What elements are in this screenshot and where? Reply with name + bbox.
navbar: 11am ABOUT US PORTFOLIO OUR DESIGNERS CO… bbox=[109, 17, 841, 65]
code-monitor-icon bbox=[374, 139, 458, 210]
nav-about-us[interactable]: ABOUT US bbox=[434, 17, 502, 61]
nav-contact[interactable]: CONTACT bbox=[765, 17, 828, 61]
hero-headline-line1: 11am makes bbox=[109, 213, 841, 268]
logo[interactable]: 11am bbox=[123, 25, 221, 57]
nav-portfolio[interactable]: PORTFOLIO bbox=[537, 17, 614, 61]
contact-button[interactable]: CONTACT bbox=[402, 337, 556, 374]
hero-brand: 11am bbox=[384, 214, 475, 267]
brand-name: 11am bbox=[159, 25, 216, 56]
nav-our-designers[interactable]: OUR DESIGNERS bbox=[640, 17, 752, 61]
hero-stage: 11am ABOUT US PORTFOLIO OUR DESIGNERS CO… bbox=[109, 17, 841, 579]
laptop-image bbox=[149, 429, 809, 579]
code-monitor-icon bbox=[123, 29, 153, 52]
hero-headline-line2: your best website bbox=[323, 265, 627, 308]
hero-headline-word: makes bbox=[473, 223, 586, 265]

▶ _Stated goal_: Rewrite the records above with every "code-monitor-icon" changed to "monitor-icon" and nothing else altered.

▶ _Exercise result_:
What elements are in this screenshot and where? Reply with name + bbox.
navbar: 11am ABOUT US PORTFOLIO OUR DESIGNERS CO… bbox=[109, 17, 841, 65]
monitor-icon bbox=[374, 139, 458, 210]
nav-about-us[interactable]: ABOUT US bbox=[434, 17, 502, 61]
nav-contact[interactable]: CONTACT bbox=[765, 17, 828, 61]
hero-headline-line1: 11am makes bbox=[109, 213, 841, 268]
logo[interactable]: 11am bbox=[123, 25, 221, 57]
nav-portfolio[interactable]: PORTFOLIO bbox=[537, 17, 614, 61]
contact-button[interactable]: CONTACT bbox=[402, 337, 556, 374]
hero-brand: 11am bbox=[384, 214, 475, 267]
brand-name: 11am bbox=[159, 25, 216, 56]
nav-our-designers[interactable]: OUR DESIGNERS bbox=[640, 17, 752, 61]
hero-stage: 11am ABOUT US PORTFOLIO OUR DESIGNERS CO… bbox=[109, 17, 841, 579]
laptop-image bbox=[149, 429, 809, 579]
monitor-icon bbox=[123, 29, 153, 52]
hero-headline-line2: your best website bbox=[323, 265, 627, 308]
hero-headline-word: makes bbox=[473, 223, 586, 265]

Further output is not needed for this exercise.